**Consegna scritta:** Prosegui il brano sulla fratellanza e sul libro di Recalcati, riprendendo subito dopo la sua ultima frase.

**Brano da leggere:**

“Il gesto di Caino”, titolo del libro di Massimo Recalcati (Einaudi) ci porta a riflettere sulla fratellanza come rapporto vincolato al legame di sangue, spesso deteriorato dall’invidia che può portare alla violenza e all’odio, per concludere che la vera fratellanza consiste nella qualità della relazione che ci lega all’altro. Ho subito pensato alle affinità elettive, alla consonanza di sensibilità e visione della vita, ai valori in comune. No,troppo facile questo dialogo con gli amici che ci scegliamo e che preferiamo frequentare proprio perché ci rappresentano e riflettono specularmente la nostra ideologia. Il difficile è stabilire un dialogo fraterno con chi non ci è amico perché non la pensa come noi e addirittura è all’opposto della nostra concezione del mondo. E a questo ci conduce Recalcati nella conclusione del suo libro: “Fratellanza è infatti l’indice del carattere insuperabile e vincolante della relazione con l’Altro, non tanto con il fratello di sangue, con il più prossimo, ma innanzitutto con lo sconosciuto, con il fratello che ancora non ha nome”.
Lo ribadisce Papa Francesco che, come tutti i Papi secondo l’insegnamento di Cristo, invita ad amare anche i nemici perché altrimenti il cristiano non farebbe alcuno sforzo meritevole di ricompensa,e in più ha tradotto le parole nella pratica di un incontro tra religioni e nel favorire l’istituzione di una giornata mondiale della fratellanza.

[Voci di disposizione spaziale]
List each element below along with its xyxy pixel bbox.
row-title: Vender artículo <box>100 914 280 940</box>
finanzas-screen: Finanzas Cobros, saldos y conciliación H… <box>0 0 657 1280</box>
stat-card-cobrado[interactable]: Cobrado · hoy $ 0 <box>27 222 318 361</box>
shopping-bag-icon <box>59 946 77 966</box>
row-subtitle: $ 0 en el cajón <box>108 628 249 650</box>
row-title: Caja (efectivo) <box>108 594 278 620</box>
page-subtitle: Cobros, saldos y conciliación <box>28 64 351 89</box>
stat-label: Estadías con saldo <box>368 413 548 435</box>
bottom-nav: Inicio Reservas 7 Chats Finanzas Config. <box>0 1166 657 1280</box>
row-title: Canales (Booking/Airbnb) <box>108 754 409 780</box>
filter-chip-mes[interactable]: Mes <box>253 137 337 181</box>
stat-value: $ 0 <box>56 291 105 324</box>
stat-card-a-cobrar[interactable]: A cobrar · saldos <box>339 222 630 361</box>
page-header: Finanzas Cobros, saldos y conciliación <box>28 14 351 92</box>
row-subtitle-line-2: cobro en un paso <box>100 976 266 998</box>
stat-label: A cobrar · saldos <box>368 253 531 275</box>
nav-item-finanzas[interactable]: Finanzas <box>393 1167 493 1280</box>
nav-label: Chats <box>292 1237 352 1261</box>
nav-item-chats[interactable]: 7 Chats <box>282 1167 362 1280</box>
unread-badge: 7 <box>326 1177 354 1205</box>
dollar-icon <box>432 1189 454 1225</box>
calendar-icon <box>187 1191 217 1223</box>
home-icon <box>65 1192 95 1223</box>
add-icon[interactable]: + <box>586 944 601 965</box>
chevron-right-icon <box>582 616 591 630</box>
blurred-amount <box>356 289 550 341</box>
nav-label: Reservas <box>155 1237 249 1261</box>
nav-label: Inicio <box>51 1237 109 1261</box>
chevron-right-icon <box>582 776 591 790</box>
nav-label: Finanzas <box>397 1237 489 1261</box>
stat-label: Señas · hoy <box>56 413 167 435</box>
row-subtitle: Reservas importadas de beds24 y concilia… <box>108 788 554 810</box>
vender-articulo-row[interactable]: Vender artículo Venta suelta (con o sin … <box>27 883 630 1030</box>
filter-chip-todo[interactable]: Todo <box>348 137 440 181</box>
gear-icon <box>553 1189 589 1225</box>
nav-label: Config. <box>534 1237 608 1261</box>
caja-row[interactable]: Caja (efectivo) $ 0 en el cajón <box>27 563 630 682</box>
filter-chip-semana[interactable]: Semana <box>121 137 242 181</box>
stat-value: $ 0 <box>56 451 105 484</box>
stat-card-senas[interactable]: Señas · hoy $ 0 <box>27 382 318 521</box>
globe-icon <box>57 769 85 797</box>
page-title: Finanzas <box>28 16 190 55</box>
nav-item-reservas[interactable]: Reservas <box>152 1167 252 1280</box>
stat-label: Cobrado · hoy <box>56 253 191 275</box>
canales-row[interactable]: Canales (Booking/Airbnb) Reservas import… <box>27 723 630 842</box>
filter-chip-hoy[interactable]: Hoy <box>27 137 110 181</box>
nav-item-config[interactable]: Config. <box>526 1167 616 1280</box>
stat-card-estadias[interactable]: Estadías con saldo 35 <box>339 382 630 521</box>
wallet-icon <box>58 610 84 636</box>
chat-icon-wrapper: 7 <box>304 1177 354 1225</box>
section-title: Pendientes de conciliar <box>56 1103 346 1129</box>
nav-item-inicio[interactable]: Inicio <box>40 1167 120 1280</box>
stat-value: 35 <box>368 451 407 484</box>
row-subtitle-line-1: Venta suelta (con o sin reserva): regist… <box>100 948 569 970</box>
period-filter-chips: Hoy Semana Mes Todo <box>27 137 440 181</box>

**Risposta:**
Non a caso la scelta è caduta sul 4 febbraio, perché nello stesso giorno del 2019 Papa Francesco e il Grande Imam di Al-Azhar, Ahmad Al-Tayyb, firmarono ad Abu Dhabi il “Documento sulla fratellanza umana per la pace mondiale e la convivenza comune”, una pietra miliare nei rapporti tra religioni diverse. A favorire il dialogo interreligioso, infatti, è l’invito rivolto a tutte le persone che hanno fede nella fratellanza umana a “unirsi e lavorare insieme”. L’Assemblea generale delle Nazioni Unite ha adottato la risoluzione non solo promuovendo il dialogo interreligioso e interculturale fra gli Stati membri, ma invitandoli anche a favorire una cultura di pace che incoraggi lo sviluppo sostenibile, la tolleranza, l’inclusione,la comprensione reciproca e la solidarietà in tutto il mondo. Papa Francesco ha definito la fratellanza “la nuova frontiera dell’umanità”, messa continuamente in crisi non solo dall’odio e dall’inimicizia, ma anche dall’indifferenza, sottolineando che “non possiamo lavarcene le mani, con la distanza, con la non-curanza,col disinteresse”. Perché anche la non-curanza è una forma di inimicizia, che porta alla guerra. Dunque, la fratellanza è “la frontiera sulla quale dobbiamo costruire; è la sfida del nostro secolo, è la sfida dei nostri tempi”. Quale auspicio migliore di questo per il futuro dell’umanità?
La mia preoccupazione, però, è che il “dialogo” con le principali religioni possa riproporre atavici problemi di rigidità e intransigenza che non sono solo religiosi ma anche storico – culturali, economici, di imperialismi e di sopraffazione. Questi sottendono una visione antropologica diversa, come il rapporto uomo-donna, la libertà, l’autonomia personale e la facoltà di decidere della direzione da dare alla propria vita. La differenza arricchisce, certo, ma solo quando si è in grado di accettarla con tolleranza e mente sgombra da pregiudizi di superiorità, che altrimenti porterebbero alla sopraffazione da una parte e alla sottomissione dall’altra. Arricchisce solo quando non costringe a rinunciare alla propria identità e ai propri valori. Anche il Papa ha messo in guardia da questo pericolo, quando ha detto “…fratellanza vuol dire rispetto…Fratellanza vuol dire fermezza nelle proprie convinzioni. Perché non c’è vera fratellanza se si negoziano le proprie convinzioni”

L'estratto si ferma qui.